# RECORDS PROVIDED:
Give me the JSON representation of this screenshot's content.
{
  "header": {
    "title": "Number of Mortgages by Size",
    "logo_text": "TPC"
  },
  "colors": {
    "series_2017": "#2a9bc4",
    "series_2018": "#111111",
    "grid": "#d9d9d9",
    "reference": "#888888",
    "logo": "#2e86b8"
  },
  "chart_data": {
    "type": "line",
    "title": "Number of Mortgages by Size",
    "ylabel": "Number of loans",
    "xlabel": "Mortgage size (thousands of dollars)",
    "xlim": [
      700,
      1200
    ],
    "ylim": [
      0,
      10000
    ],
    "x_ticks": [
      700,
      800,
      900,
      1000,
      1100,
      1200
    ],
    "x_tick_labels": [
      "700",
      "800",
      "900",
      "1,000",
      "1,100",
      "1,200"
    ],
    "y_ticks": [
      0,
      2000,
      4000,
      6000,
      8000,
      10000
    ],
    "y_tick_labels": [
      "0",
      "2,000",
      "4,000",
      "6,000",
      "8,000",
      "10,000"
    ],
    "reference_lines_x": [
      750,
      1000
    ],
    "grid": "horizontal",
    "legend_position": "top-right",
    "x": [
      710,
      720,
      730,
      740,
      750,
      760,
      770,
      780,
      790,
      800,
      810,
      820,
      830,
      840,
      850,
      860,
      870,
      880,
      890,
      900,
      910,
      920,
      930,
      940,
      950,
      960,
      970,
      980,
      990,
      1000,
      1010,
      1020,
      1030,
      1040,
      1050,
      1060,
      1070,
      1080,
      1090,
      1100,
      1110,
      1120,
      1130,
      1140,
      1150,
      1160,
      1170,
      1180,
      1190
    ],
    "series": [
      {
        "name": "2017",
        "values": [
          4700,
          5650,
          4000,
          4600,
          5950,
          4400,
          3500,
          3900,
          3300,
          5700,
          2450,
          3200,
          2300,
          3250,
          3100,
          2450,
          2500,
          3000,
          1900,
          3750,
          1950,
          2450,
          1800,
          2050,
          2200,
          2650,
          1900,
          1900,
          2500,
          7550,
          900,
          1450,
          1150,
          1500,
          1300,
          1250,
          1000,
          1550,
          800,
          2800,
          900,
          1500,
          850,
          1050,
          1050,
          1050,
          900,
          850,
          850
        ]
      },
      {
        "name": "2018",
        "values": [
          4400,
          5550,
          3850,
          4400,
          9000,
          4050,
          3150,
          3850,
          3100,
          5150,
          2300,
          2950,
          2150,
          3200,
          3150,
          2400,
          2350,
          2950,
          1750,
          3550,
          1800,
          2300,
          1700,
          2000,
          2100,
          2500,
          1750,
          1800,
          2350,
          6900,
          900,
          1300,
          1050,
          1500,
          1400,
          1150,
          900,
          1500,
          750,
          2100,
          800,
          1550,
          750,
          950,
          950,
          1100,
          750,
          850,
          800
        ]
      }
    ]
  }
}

# TASK INSTRUCTIONS:
Copy each line of the data exactly, leaving nothing out.

# RESULT BELOW:
Give me the JSON representation of this screenshot's content.
{
  "header": {
    "title": "Number of Mortgages by Size",
    "logo_text": "TPC"
  },
  "colors": {
    "series_2017": "#2a9bc4",
    "series_2018": "#111111",
    "grid": "#d9d9d9",
    "reference": "#888888",
    "logo": "#2e86b8"
  },
  "chart_data": {
    "type": "line",
    "title": "Number of Mortgages by Size",
    "ylabel": "Number of loans",
    "xlabel": "Mortgage size (thousands of dollars)",
    "xlim": [
      700,
      1200
    ],
    "ylim": [
      0,
      10000
    ],
    "x_ticks": [
      700,
      800,
      900,
      1000,
      1100,
      1200
    ],
    "x_tick_labels": [
      "700",
      "800",
      "900",
      "1,000",
      "1,100",
      "1,200"
    ],
    "y_ticks": [
      0,
      2000,
      4000,
      6000,
      8000,
      10000
    ],
    "y_tick_labels": [
      "0",
      "2,000",
      "4,000",
      "6,000",
      "8,000",
      "10,000"
    ],
    "reference_lines_x": [
      750,
      1000
    ],
    "grid": "horizontal",
    "legend_position": "top-right",
    "x": [
      710,
      720,
      730,
      740,
      750,
      760,
      770,
      780,
      790,
      800,
      810,
      820,
      830,
      840,
      850,
      860,
      870,
      880,
      890,
      900,
      910,
      920,
      930,
      940,
      950,
      960,
      970,
      980,
      990,
      1000,
      1010,
      1020,
      1030,
      1040,
      1050,
      1060,
      1070,
      1080,
      1090,
      1100,
      1110,
      1120,
      1130,
      1140,
      1150,
      1160,
      1170,
      1180,
      1190
    ],
    "series": [
      {
        "name": "2017",
        "values": [
          4700,
          5650,
          4000,
          4600,
          5950,
          4400,
          3500,
          3900,
          3300,
          5700,
          2450,
          3200,
          2300,
          3250,
          3100,
          2450,
          2500,
          3000,
          1900,
          3750,
          1950,
          2450,
          1800,
          2050,
          2200,
          2650,
          1900,
          1900,
          2500,
          7550,
          900,
          1450,
          1150,
          1500,
          1300,
          1250,
          1000,
          1550,
          800,
          2800,
          900,
          1500,
          850,
          1050,
          1050,
          1050,
          900,
          850,
          850
        ]
      },
      {
        "name": "2018",
        "values": [
          4400,
          5550,
          3850,
          4400,
          9000,
          4050,
          3150,
          3850,
          3100,
          5150,
          2300,
          2950,
          2150,
          3200,
          3150,
          2400,
          2350,
          2950,
          1750,
          3550,
          1800,
          2300,
          1700,
          2000,
          2100,
          2500,
          1750,
          1800,
          2350,
          6900,
          900,
          1300,
          1050,
          1500,
          1400,
          1150,
          900,
          1500,
          750,
          2100,
          800,
          1550,
          750,
          950,
          950,
          1100,
          750,
          850,
          800
        ]
      }
    ]
  }
}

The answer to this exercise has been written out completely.